### What the task requires:
Retype the material word for word.

### Excerpted records:
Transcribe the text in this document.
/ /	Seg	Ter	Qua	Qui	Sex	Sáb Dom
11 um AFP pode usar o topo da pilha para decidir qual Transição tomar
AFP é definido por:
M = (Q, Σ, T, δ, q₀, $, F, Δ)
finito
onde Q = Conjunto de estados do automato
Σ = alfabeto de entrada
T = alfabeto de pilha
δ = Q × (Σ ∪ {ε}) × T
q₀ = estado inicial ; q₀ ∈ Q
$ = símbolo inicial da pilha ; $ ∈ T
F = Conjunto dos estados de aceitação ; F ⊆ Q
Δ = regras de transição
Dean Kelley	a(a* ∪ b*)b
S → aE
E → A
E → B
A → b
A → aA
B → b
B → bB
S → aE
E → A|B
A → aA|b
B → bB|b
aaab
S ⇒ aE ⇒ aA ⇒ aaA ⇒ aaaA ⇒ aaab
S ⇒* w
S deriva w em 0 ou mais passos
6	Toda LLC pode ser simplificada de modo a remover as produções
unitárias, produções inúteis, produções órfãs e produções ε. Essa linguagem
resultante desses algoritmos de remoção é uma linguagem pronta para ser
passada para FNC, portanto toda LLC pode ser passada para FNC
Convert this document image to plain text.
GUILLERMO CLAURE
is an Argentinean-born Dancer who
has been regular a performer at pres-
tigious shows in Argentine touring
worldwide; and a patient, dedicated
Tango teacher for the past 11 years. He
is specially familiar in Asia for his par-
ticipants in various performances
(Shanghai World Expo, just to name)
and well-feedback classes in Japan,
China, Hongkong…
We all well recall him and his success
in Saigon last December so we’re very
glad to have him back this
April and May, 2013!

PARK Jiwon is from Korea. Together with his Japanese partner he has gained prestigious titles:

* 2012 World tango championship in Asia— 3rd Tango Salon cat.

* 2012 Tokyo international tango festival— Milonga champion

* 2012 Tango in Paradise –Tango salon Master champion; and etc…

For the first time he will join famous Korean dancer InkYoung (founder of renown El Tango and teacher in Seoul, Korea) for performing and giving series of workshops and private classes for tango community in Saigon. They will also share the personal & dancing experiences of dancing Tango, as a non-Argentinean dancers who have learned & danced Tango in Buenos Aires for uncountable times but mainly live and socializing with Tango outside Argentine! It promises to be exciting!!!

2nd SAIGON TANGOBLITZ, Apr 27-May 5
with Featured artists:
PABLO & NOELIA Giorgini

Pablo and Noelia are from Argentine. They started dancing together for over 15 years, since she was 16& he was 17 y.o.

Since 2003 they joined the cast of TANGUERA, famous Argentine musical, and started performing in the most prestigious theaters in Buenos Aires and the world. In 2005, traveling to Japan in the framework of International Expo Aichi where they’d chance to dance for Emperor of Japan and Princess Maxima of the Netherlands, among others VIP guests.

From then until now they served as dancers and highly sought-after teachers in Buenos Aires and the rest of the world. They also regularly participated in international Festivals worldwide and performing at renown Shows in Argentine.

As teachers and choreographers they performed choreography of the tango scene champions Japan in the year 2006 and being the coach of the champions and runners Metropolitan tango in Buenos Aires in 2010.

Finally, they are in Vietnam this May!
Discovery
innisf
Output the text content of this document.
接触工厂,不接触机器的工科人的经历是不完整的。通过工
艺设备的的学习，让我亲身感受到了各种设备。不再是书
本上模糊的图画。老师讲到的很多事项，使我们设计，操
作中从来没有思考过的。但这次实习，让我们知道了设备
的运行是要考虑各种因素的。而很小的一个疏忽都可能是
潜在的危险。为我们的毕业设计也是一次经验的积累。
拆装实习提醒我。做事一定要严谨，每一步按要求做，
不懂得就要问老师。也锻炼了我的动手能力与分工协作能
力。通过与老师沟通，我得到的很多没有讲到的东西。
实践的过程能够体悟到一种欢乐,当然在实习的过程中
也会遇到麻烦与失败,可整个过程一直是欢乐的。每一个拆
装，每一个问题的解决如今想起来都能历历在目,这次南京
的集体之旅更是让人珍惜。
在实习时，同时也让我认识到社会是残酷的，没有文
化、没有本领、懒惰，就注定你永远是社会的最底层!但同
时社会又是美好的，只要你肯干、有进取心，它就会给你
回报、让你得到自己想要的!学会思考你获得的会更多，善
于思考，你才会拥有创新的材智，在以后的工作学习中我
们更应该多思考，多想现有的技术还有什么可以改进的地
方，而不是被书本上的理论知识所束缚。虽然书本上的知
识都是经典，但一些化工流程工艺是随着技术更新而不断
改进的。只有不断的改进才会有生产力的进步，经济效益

### Solution to this task:
Transcribe the text in this document.
/ /	Seg	Ter	Qua	Qui	Sex	Sáb Dom
11 um AFP pode usar o topo da pilha para decidir qual Transição tomar
AFP é definido por:
M = (Q, Σ, T, δ, q₀, $, F, Δ)
finito
onde Q = Conjunto de estados do automato
Σ = alfabeto de entrada
T = alfabeto de pilha
δ = Q × (Σ ∪ {ε}) × T
q₀ = estado inicial ; q₀ ∈ Q
$ = símbolo inicial da pilha ; $ ∈ T
F = Conjunto dos estados de aceitação ; F ⊆ Q
Δ = regras de transição
Dean Kelley	a(a* ∪ b*)b
S → aE
E → A
E → B
A → b
A → aA
B → b
B → bB
S → aE
E → A|B
A → aA|b
B → bB|b
aaab
S ⇒ aE ⇒ aA ⇒ aaA ⇒ aaaA ⇒ aaab
S ⇒* w
S deriva w em 0 ou mais passos
6	Toda LLC pode ser simplificada de modo a remover as produções
unitárias, produções inúteis, produções órfãs e produções ε. Essa linguagem
resultante desses algoritmos de remoção é uma linguagem pronta para ser
passada para FNC, portanto toda LLC pode ser passada para FNC
Convert this document image to plain text.
GUILLERMO CLAURE
is an Argentinean-born Dancer who
has been regular a performer at pres-
tigious shows in Argentine touring
worldwide; and a patient, dedicated
Tango teacher for the past 11 years. He
is specially familiar in Asia for his par-
ticipants in various performances
(Shanghai World Expo, just to name)
and well-feedback classes in Japan,
China, Hongkong…
We all well recall him and his success
in Saigon last December so we’re very
glad to have him back this
April and May, 2013!

PARK Jiwon is from Korea. Together with his Japanese partner he has gained prestigious titles:

* 2012 World tango championship in Asia— 3rd Tango Salon cat.

* 2012 Tokyo international tango festival— Milonga champion

* 2012 Tango in Paradise –Tango salon Master champion; and etc…

For the first time he will join famous Korean dancer InkYoung (founder of renown El Tango and teacher in Seoul, Korea) for performing and giving series of workshops and private classes for tango community in Saigon. They will also share the personal & dancing experiences of dancing Tango, as a non-Argentinean dancers who have learned & danced Tango in Buenos Aires for uncountable times but mainly live and socializing with Tango outside Argentine! It promises to be exciting!!!

2nd SAIGON TANGOBLITZ, Apr 27-May 5
with Featured artists:
PABLO & NOELIA Giorgini

Pablo and Noelia are from Argentine. They started dancing together for over 15 years, since she was 16& he was 17 y.o.

Since 2003 they joined the cast of TANGUERA, famous Argentine musical, and started performing in the most prestigious theaters in Buenos Aires and the world. In 2005, traveling to Japan in the framework of International Expo Aichi where they’d chance to dance for Emperor of Japan and Princess Maxima of the Netherlands, among others VIP guests.

From then until now they served as dancers and highly sought-after teachers in Buenos Aires and the rest of the world. They also regularly participated in international Festivals worldwide and performing at renown Shows in Argentine.

As teachers and choreographers they performed choreography of the tango scene champions Japan in the year 2006 and being the coach of the champions and runners Metropolitan tango in Buenos Aires in 2010.

Finally, they are in Vietnam this May!
Discovery
innisf
Output the text content of this document.
接触工厂,不接触机器的工科人的经历是不完整的。通过工
艺设备的的学习，让我亲身感受到了各种设备。不再是书
本上模糊的图画。老师讲到的很多事项，使我们设计，操
作中从来没有思考过的。但这次实习，让我们知道了设备
的运行是要考虑各种因素的。而很小的一个疏忽都可能是
潜在的危险。为我们的毕业设计也是一次经验的积累。
拆装实习提醒我。做事一定要严谨，每一步按要求做，
不懂得就要问老师。也锻炼了我的动手能力与分工协作能
力。通过与老师沟通，我得到的很多没有讲到的东西。
实践的过程能够体悟到一种欢乐,当然在实习的过程中
也会遇到麻烦与失败,可整个过程一直是欢乐的。每一个拆
装，每一个问题的解决如今想起来都能历历在目,这次南京
的集体之旅更是让人珍惜。
在实习时，同时也让我认识到社会是残酷的，没有文
化、没有本领、懒惰，就注定你永远是社会的最底层!但同
时社会又是美好的，只要你肯干、有进取心，它就会给你
回报、让你得到自己想要的!学会思考你获得的会更多，善
于思考，你才会拥有创新的材智，在以后的工作学习中我
们更应该多思考，多想现有的技术还有什么可以改进的地
方，而不是被书本上的理论知识所束缚。虽然书本上的知
识都是经典，但一些化工流程工艺是随着技术更新而不断
改进的。只有不断的改进才会有生产力的进步，经济效益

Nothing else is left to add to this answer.